--- BEGIN Listing ---
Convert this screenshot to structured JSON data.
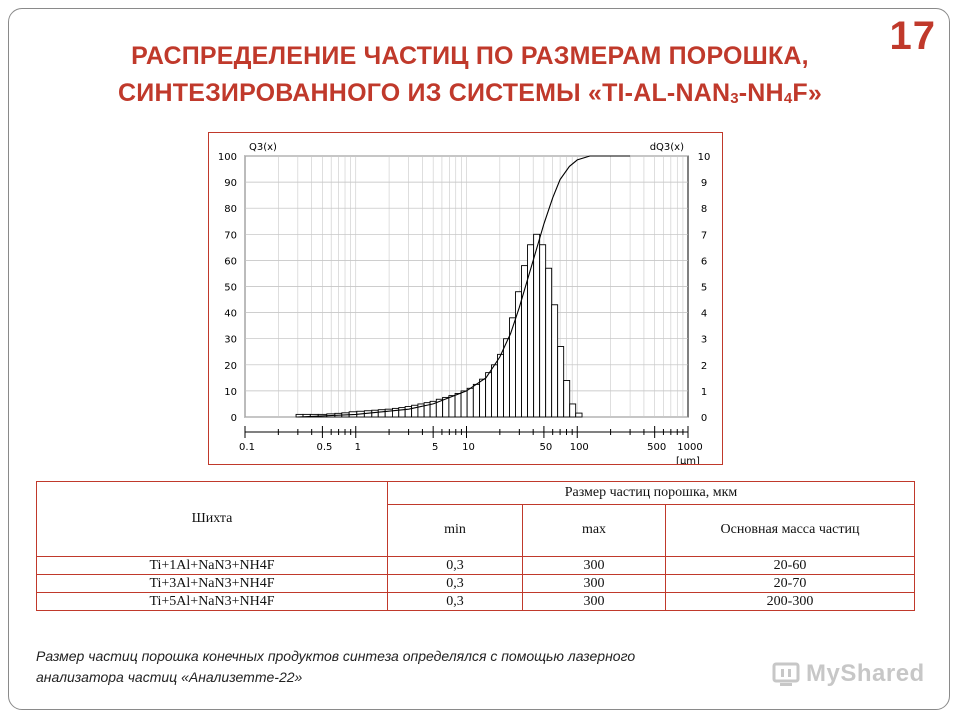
{
  "page_number": "17",
  "title": {
    "line1": "РАСПРЕДЕЛЕНИЕ ЧАСТИЦ ПО РАЗМЕРАМ ПОРОШКА,",
    "line2_a": "СИНТЕЗИРОВАННОГО ИЗ СИСТЕМЫ «TI-AL-NAN",
    "line2_sub1": "3",
    "line2_b": "-NH",
    "line2_sub2": "4",
    "line2_c": "F»"
  },
  "chart_data": {
    "type": "bar",
    "xlabel": "[µm]",
    "ylabel": "Q3(x)",
    "ylabel_right": "dQ3(x)",
    "x_scale": "log",
    "x_ticks": [
      "0.1",
      "0.5",
      "1",
      "5",
      "10",
      "50",
      "100",
      "500",
      "1000"
    ],
    "y_ticks": [
      "0",
      "10",
      "20",
      "30",
      "40",
      "50",
      "60",
      "70",
      "80",
      "90",
      "100"
    ],
    "y_ticks_right": [
      "0",
      "1",
      "2",
      "3",
      "4",
      "5",
      "6",
      "7",
      "8",
      "9",
      "10"
    ],
    "xlim": [
      0.1,
      1000
    ],
    "ylim": [
      0,
      100
    ],
    "ylim_right": [
      0,
      10
    ],
    "grid": true,
    "bars": [
      {
        "x": 0.31,
        "y": 0.1
      },
      {
        "x": 0.36,
        "y": 0.1
      },
      {
        "x": 0.42,
        "y": 0.1
      },
      {
        "x": 0.5,
        "y": 0.1
      },
      {
        "x": 0.6,
        "y": 0.12
      },
      {
        "x": 0.7,
        "y": 0.14
      },
      {
        "x": 0.8,
        "y": 0.16
      },
      {
        "x": 0.95,
        "y": 0.2
      },
      {
        "x": 1.1,
        "y": 0.22
      },
      {
        "x": 1.3,
        "y": 0.24
      },
      {
        "x": 1.5,
        "y": 0.26
      },
      {
        "x": 1.7,
        "y": 0.28
      },
      {
        "x": 2.0,
        "y": 0.3
      },
      {
        "x": 2.3,
        "y": 0.33
      },
      {
        "x": 2.6,
        "y": 0.36
      },
      {
        "x": 3.0,
        "y": 0.4
      },
      {
        "x": 3.4,
        "y": 0.45
      },
      {
        "x": 3.9,
        "y": 0.5
      },
      {
        "x": 4.4,
        "y": 0.55
      },
      {
        "x": 5.0,
        "y": 0.6
      },
      {
        "x": 5.7,
        "y": 0.68
      },
      {
        "x": 6.5,
        "y": 0.75
      },
      {
        "x": 7.4,
        "y": 0.82
      },
      {
        "x": 8.4,
        "y": 0.9
      },
      {
        "x": 9.5,
        "y": 1.0
      },
      {
        "x": 10.8,
        "y": 1.1
      },
      {
        "x": 12.3,
        "y": 1.25
      },
      {
        "x": 14.0,
        "y": 1.45
      },
      {
        "x": 15.8,
        "y": 1.7
      },
      {
        "x": 17.9,
        "y": 2.0
      },
      {
        "x": 20.3,
        "y": 2.4
      },
      {
        "x": 23.0,
        "y": 3.0
      },
      {
        "x": 26.0,
        "y": 3.8
      },
      {
        "x": 29.5,
        "y": 4.8
      },
      {
        "x": 33.4,
        "y": 5.8
      },
      {
        "x": 37.9,
        "y": 6.6
      },
      {
        "x": 43.0,
        "y": 7.0
      },
      {
        "x": 48.7,
        "y": 6.6
      },
      {
        "x": 55.2,
        "y": 5.7
      },
      {
        "x": 62.5,
        "y": 4.3
      },
      {
        "x": 70.8,
        "y": 2.7
      },
      {
        "x": 80.3,
        "y": 1.4
      },
      {
        "x": 91.0,
        "y": 0.5
      },
      {
        "x": 103,
        "y": 0.15
      }
    ],
    "cumulative": [
      {
        "x": 0.3,
        "y": 0
      },
      {
        "x": 1,
        "y": 1
      },
      {
        "x": 3,
        "y": 3
      },
      {
        "x": 5,
        "y": 5
      },
      {
        "x": 10,
        "y": 10
      },
      {
        "x": 15,
        "y": 15
      },
      {
        "x": 20,
        "y": 23
      },
      {
        "x": 25,
        "y": 32
      },
      {
        "x": 30,
        "y": 42
      },
      {
        "x": 40,
        "y": 60
      },
      {
        "x": 50,
        "y": 74
      },
      {
        "x": 60,
        "y": 84
      },
      {
        "x": 70,
        "y": 91
      },
      {
        "x": 85,
        "y": 96
      },
      {
        "x": 100,
        "y": 98.5
      },
      {
        "x": 130,
        "y": 100
      },
      {
        "x": 300,
        "y": 100
      }
    ]
  },
  "table": {
    "header_col1": "Шихта",
    "header_group": "Размер частиц порошка, мкм",
    "header_min": "min",
    "header_max": "max",
    "header_main": "Основная масса частиц",
    "rows": [
      {
        "charge": "Ti+1Al+NaN3+NH4F",
        "min": "0,3",
        "max": "300",
        "main": "20-60"
      },
      {
        "charge": "Ti+3Al+NaN3+NH4F",
        "min": "0,3",
        "max": "300",
        "main": "20-70"
      },
      {
        "charge": "Ti+5Al+NaN3+NH4F",
        "min": "0,3",
        "max": "300",
        "main": "200-300"
      }
    ]
  },
  "note": {
    "line1": "Размер частиц порошка конечных продуктов синтеза определялся с помощью лазерного",
    "line2": "анализатора частиц «Анализетте-22»"
  },
  "watermark": {
    "text": "MyShared",
    "icon": "myshared-logo-icon"
  }
}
--- END Listing ---
§ **To do**
Extract every line of the data exactly; pictures stay out.

§ **Task output**
Convert this screenshot to structured JSON data.
{
  "page_number": "17",
  "title": {
    "line1": "РАСПРЕДЕЛЕНИЕ ЧАСТИЦ ПО РАЗМЕРАМ ПОРОШКА,",
    "line2_a": "СИНТЕЗИРОВАННОГО ИЗ СИСТЕМЫ «TI-AL-NAN",
    "line2_sub1": "3",
    "line2_b": "-NH",
    "line2_sub2": "4",
    "line2_c": "F»"
  },
  "chart_data": {
    "type": "bar",
    "xlabel": "[µm]",
    "ylabel": "Q3(x)",
    "ylabel_right": "dQ3(x)",
    "x_scale": "log",
    "x_ticks": [
      "0.1",
      "0.5",
      "1",
      "5",
      "10",
      "50",
      "100",
      "500",
      "1000"
    ],
    "y_ticks": [
      "0",
      "10",
      "20",
      "30",
      "40",
      "50",
      "60",
      "70",
      "80",
      "90",
      "100"
    ],
    "y_ticks_right": [
      "0",
      "1",
      "2",
      "3",
      "4",
      "5",
      "6",
      "7",
      "8",
      "9",
      "10"
    ],
    "xlim": [
      0.1,
      1000
    ],
    "ylim": [
      0,
      100
    ],
    "ylim_right": [
      0,
      10
    ],
    "grid": true,
    "bars": [
      {
        "x": 0.31,
        "y": 0.1
      },
      {
        "x": 0.36,
        "y": 0.1
      },
      {
        "x": 0.42,
        "y": 0.1
      },
      {
        "x": 0.5,
        "y": 0.1
      },
      {
        "x": 0.6,
        "y": 0.12
      },
      {
        "x": 0.7,
        "y": 0.14
      },
      {
        "x": 0.8,
        "y": 0.16
      },
      {
        "x": 0.95,
        "y": 0.2
      },
      {
        "x": 1.1,
        "y": 0.22
      },
      {
        "x": 1.3,
        "y": 0.24
      },
      {
        "x": 1.5,
        "y": 0.26
      },
      {
        "x": 1.7,
        "y": 0.28
      },
      {
        "x": 2.0,
        "y": 0.3
      },
      {
        "x": 2.3,
        "y": 0.33
      },
      {
        "x": 2.6,
        "y": 0.36
      },
      {
        "x": 3.0,
        "y": 0.4
      },
      {
        "x": 3.4,
        "y": 0.45
      },
      {
        "x": 3.9,
        "y": 0.5
      },
      {
        "x": 4.4,
        "y": 0.55
      },
      {
        "x": 5.0,
        "y": 0.6
      },
      {
        "x": 5.7,
        "y": 0.68
      },
      {
        "x": 6.5,
        "y": 0.75
      },
      {
        "x": 7.4,
        "y": 0.82
      },
      {
        "x": 8.4,
        "y": 0.9
      },
      {
        "x": 9.5,
        "y": 1.0
      },
      {
        "x": 10.8,
        "y": 1.1
      },
      {
        "x": 12.3,
        "y": 1.25
      },
      {
        "x": 14.0,
        "y": 1.45
      },
      {
        "x": 15.8,
        "y": 1.7
      },
      {
        "x": 17.9,
        "y": 2.0
      },
      {
        "x": 20.3,
        "y": 2.4
      },
      {
        "x": 23.0,
        "y": 3.0
      },
      {
        "x": 26.0,
        "y": 3.8
      },
      {
        "x": 29.5,
        "y": 4.8
      },
      {
        "x": 33.4,
        "y": 5.8
      },
      {
        "x": 37.9,
        "y": 6.6
      },
      {
        "x": 43.0,
        "y": 7.0
      },
      {
        "x": 48.7,
        "y": 6.6
      },
      {
        "x": 55.2,
        "y": 5.7
      },
      {
        "x": 62.5,
        "y": 4.3
      },
      {
        "x": 70.8,
        "y": 2.7
      },
      {
        "x": 80.3,
        "y": 1.4
      },
      {
        "x": 91.0,
        "y": 0.5
      },
      {
        "x": 103,
        "y": 0.15
      }
    ],
    "cumulative": [
      {
        "x": 0.3,
        "y": 0
      },
      {
        "x": 1,
        "y": 1
      },
      {
        "x": 3,
        "y": 3
      },
      {
        "x": 5,
        "y": 5
      },
      {
        "x": 10,
        "y": 10
      },
      {
        "x": 15,
        "y": 15
      },
      {
        "x": 20,
        "y": 23
      },
      {
        "x": 25,
        "y": 32
      },
      {
        "x": 30,
        "y": 42
      },
      {
        "x": 40,
        "y": 60
      },
      {
        "x": 50,
        "y": 74
      },
      {
        "x": 60,
        "y": 84
      },
      {
        "x": 70,
        "y": 91
      },
      {
        "x": 85,
        "y": 96
      },
      {
        "x": 100,
        "y": 98.5
      },
      {
        "x": 130,
        "y": 100
      },
      {
        "x": 300,
        "y": 100
      }
    ]
  },
  "table": {
    "header_col1": "Шихта",
    "header_group": "Размер частиц порошка, мкм",
    "header_min": "min",
    "header_max": "max",
    "header_main": "Основная масса частиц",
    "rows": [
      {
        "charge": "Ti+1Al+NaN3+NH4F",
        "min": "0,3",
        "max": "300",
        "main": "20-60"
      },
      {
        "charge": "Ti+3Al+NaN3+NH4F",
        "min": "0,3",
        "max": "300",
        "main": "20-70"
      },
      {
        "charge": "Ti+5Al+NaN3+NH4F",
        "min": "0,3",
        "max": "300",
        "main": "200-300"
      }
    ]
  },
  "note": {
    "line1": "Размер частиц порошка конечных продуктов синтеза определялся с помощью лазерного",
    "line2": "анализатора частиц «Анализетте-22»"
  },
  "watermark": {
    "text": "MyShared",
    "icon": "myshared-logo-icon"
  }
}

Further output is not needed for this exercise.